Material shown:
= = = =
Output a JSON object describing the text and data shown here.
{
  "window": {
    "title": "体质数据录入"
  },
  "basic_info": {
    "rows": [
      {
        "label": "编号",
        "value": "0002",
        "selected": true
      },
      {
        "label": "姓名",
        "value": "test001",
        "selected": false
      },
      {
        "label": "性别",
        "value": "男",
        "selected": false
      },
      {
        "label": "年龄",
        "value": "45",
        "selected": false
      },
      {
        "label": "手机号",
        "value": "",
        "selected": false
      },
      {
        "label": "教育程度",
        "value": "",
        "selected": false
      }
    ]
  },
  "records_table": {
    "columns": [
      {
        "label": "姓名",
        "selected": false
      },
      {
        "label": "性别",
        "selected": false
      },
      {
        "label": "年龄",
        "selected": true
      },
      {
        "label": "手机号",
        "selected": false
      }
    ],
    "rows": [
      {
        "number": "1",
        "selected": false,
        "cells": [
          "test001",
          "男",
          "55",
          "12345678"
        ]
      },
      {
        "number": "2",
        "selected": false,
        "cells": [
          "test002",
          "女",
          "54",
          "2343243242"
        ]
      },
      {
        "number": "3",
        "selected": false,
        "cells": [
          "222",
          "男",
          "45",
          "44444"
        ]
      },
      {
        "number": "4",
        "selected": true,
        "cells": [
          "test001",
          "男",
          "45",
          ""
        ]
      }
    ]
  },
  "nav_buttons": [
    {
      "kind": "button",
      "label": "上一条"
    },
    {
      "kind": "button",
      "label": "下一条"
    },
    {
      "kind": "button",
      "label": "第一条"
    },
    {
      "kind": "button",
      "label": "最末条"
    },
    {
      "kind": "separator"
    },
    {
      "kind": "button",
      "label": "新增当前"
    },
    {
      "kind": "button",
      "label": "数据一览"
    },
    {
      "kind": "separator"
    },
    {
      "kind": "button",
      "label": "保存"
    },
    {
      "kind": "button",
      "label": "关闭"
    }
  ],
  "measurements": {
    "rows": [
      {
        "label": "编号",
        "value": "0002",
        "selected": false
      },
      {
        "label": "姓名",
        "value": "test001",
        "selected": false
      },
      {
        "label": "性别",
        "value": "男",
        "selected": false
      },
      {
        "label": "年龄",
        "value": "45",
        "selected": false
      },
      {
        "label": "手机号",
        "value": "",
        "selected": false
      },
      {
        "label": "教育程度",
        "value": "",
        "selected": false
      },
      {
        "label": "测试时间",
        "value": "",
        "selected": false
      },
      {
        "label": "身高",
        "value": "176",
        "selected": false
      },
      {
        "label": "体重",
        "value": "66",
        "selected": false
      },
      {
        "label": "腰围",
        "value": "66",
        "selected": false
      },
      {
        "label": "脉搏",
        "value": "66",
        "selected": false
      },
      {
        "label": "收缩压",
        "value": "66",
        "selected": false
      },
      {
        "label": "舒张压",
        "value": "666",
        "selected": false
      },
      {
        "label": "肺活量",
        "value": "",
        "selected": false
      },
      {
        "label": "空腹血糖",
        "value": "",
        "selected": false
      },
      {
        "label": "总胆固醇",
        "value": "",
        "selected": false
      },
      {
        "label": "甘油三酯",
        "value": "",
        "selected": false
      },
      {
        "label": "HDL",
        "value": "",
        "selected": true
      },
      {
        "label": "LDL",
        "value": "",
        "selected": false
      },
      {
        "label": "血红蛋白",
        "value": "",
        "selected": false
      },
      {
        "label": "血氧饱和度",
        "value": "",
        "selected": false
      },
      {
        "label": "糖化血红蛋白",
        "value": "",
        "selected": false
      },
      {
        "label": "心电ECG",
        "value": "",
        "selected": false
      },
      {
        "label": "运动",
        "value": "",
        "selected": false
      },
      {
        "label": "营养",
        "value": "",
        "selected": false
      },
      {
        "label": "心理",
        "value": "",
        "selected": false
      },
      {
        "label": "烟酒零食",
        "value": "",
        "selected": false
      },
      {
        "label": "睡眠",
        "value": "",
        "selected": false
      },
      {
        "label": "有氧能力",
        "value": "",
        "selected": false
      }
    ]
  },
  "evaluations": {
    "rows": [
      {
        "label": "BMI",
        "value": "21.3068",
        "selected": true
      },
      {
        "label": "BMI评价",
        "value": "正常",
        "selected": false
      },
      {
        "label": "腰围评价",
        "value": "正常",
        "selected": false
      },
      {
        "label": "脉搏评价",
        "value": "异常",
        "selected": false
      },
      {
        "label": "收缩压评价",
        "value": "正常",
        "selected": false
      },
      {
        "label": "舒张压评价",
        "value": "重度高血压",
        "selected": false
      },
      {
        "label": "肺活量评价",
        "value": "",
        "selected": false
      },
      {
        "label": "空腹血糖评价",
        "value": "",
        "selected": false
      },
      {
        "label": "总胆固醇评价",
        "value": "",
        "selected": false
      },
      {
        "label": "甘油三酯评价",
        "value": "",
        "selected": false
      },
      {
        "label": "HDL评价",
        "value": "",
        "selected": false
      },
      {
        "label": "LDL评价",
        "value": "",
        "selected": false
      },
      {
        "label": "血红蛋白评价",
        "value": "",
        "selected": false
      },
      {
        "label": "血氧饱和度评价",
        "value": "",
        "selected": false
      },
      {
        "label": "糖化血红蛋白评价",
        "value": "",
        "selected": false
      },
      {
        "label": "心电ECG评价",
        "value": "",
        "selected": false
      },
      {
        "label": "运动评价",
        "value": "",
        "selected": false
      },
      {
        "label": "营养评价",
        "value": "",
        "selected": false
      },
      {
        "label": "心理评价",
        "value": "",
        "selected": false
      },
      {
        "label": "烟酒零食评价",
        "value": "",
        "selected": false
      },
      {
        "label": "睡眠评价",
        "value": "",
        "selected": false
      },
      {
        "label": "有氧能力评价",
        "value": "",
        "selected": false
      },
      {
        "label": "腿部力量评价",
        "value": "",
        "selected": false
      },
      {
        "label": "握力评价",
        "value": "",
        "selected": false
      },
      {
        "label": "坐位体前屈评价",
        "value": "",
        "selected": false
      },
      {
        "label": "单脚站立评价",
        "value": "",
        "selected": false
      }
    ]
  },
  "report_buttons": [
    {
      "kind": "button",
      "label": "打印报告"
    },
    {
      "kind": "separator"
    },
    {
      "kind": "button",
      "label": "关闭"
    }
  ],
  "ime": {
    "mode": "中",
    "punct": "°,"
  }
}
= = = =
Required task: Each line of the listing above should be output exactly.

Answer to the task:
Output a JSON object describing the text and data shown here.
{
  "window": {
    "title": "体质数据录入"
  },
  "basic_info": {
    "rows": [
      {
        "label": "编号",
        "value": "0002",
        "selected": true
      },
      {
        "label": "姓名",
        "value": "test001",
        "selected": false
      },
      {
        "label": "性别",
        "value": "男",
        "selected": false
      },
      {
        "label": "年龄",
        "value": "45",
        "selected": false
      },
      {
        "label": "手机号",
        "value": "",
        "selected": false
      },
      {
        "label": "教育程度",
        "value": "",
        "selected": false
      }
    ]
  },
  "records_table": {
    "columns": [
      {
        "label": "姓名",
        "selected": false
      },
      {
        "label": "性别",
        "selected": false
      },
      {
        "label": "年龄",
        "selected": true
      },
      {
        "label": "手机号",
        "selected": false
      }
    ],
    "rows": [
      {
        "number": "1",
        "selected": false,
        "cells": [
          "test001",
          "男",
          "55",
          "12345678"
        ]
      },
      {
        "number": "2",
        "selected": false,
        "cells": [
          "test002",
          "女",
          "54",
          "2343243242"
        ]
      },
      {
        "number": "3",
        "selected": false,
        "cells": [
          "222",
          "男",
          "45",
          "44444"
        ]
      },
      {
        "number": "4",
        "selected": true,
        "cells": [
          "test001",
          "男",
          "45",
          ""
        ]
      }
    ]
  },
  "nav_buttons": [
    {
      "kind": "button",
      "label": "上一条"
    },
    {
      "kind": "button",
      "label": "下一条"
    },
    {
      "kind": "button",
      "label": "第一条"
    },
    {
      "kind": "button",
      "label": "最末条"
    },
    {
      "kind": "separator"
    },
    {
      "kind": "button",
      "label": "新增当前"
    },
    {
      "kind": "button",
      "label": "数据一览"
    },
    {
      "kind": "separator"
    },
    {
      "kind": "button",
      "label": "保存"
    },
    {
      "kind": "button",
      "label": "关闭"
    }
  ],
  "measurements": {
    "rows": [
      {
        "label": "编号",
        "value": "0002",
        "selected": false
      },
      {
        "label": "姓名",
        "value": "test001",
        "selected": false
      },
      {
        "label": "性别",
        "value": "男",
        "selected": false
      },
      {
        "label": "年龄",
        "value": "45",
        "selected": false
      },
      {
        "label": "手机号",
        "value": "",
        "selected": false
      },
      {
        "label": "教育程度",
        "value": "",
        "selected": false
      },
      {
        "label": "测试时间",
        "value": "",
        "selected": false
      },
      {
        "label": "身高",
        "value": "176",
        "selected": false
      },
      {
        "label": "体重",
        "value": "66",
        "selected": false
      },
      {
        "label": "腰围",
        "value": "66",
        "selected": false
      },
      {
        "label": "脉搏",
        "value": "66",
        "selected": false
      },
      {
        "label": "收缩压",
        "value": "66",
        "selected": false
      },
      {
        "label": "舒张压",
        "value": "666",
        "selected": false
      },
      {
        "label": "肺活量",
        "value": "",
        "selected": false
      },
      {
        "label": "空腹血糖",
        "value": "",
        "selected": false
      },
      {
        "label": "总胆固醇",
        "value": "",
        "selected": false
      },
      {
        "label": "甘油三酯",
        "value": "",
        "selected": false
      },
      {
        "label": "HDL",
        "value": "",
        "selected": true
      },
      {
        "label": "LDL",
        "value": "",
        "selected": false
      },
      {
        "label": "血红蛋白",
        "value": "",
        "selected": false
      },
      {
        "label": "血氧饱和度",
        "value": "",
        "selected": false
      },
      {
        "label": "糖化血红蛋白",
        "value": "",
        "selected": false
      },
      {
        "label": "心电ECG",
        "value": "",
        "selected": false
      },
      {
        "label": "运动",
        "value": "",
        "selected": false
      },
      {
        "label": "营养",
        "value": "",
        "selected": false
      },
      {
        "label": "心理",
        "value": "",
        "selected": false
      },
      {
        "label": "烟酒零食",
        "value": "",
        "selected": false
      },
      {
        "label": "睡眠",
        "value": "",
        "selected": false
      },
      {
        "label": "有氧能力",
        "value": "",
        "selected": false
      }
    ]
  },
  "evaluations": {
    "rows": [
      {
        "label": "BMI",
        "value": "21.3068",
        "selected": true
      },
      {
        "label": "BMI评价",
        "value": "正常",
        "selected": false
      },
      {
        "label": "腰围评价",
        "value": "正常",
        "selected": false
      },
      {
        "label": "脉搏评价",
        "value": "异常",
        "selected": false
      },
      {
        "label": "收缩压评价",
        "value": "正常",
        "selected": false
      },
      {
        "label": "舒张压评价",
        "value": "重度高血压",
        "selected": false
      },
      {
        "label": "肺活量评价",
        "value": "",
        "selected": false
      },
      {
        "label": "空腹血糖评价",
        "value": "",
        "selected": false
      },
      {
        "label": "总胆固醇评价",
        "value": "",
        "selected": false
      },
      {
        "label": "甘油三酯评价",
        "value": "",
        "selected": false
      },
      {
        "label": "HDL评价",
        "value": "",
        "selected": false
      },
      {
        "label": "LDL评价",
        "value": "",
        "selected": false
      },
      {
        "label": "血红蛋白评价",
        "value": "",
        "selected": false
      },
      {
        "label": "血氧饱和度评价",
        "value": "",
        "selected": false
      },
      {
        "label": "糖化血红蛋白评价",
        "value": "",
        "selected": false
      },
      {
        "label": "心电ECG评价",
        "value": "",
        "selected": false
      },
      {
        "label": "运动评价",
        "value": "",
        "selected": false
      },
      {
        "label": "营养评价",
        "value": "",
        "selected": false
      },
      {
        "label": "心理评价",
        "value": "",
        "selected": false
      },
      {
        "label": "烟酒零食评价",
        "value": "",
        "selected": false
      },
      {
        "label": "睡眠评价",
        "value": "",
        "selected": false
      },
      {
        "label": "有氧能力评价",
        "value": "",
        "selected": false
      },
      {
        "label": "腿部力量评价",
        "value": "",
        "selected": false
      },
      {
        "label": "握力评价",
        "value": "",
        "selected": false
      },
      {
        "label": "坐位体前屈评价",
        "value": "",
        "selected": false
      },
      {
        "label": "单脚站立评价",
        "value": "",
        "selected": false
      }
    ]
  },
  "report_buttons": [
    {
      "kind": "button",
      "label": "打印报告"
    },
    {
      "kind": "separator"
    },
    {
      "kind": "button",
      "label": "关闭"
    }
  ],
  "ime": {
    "mode": "中",
    "punct": "°,"
  }
}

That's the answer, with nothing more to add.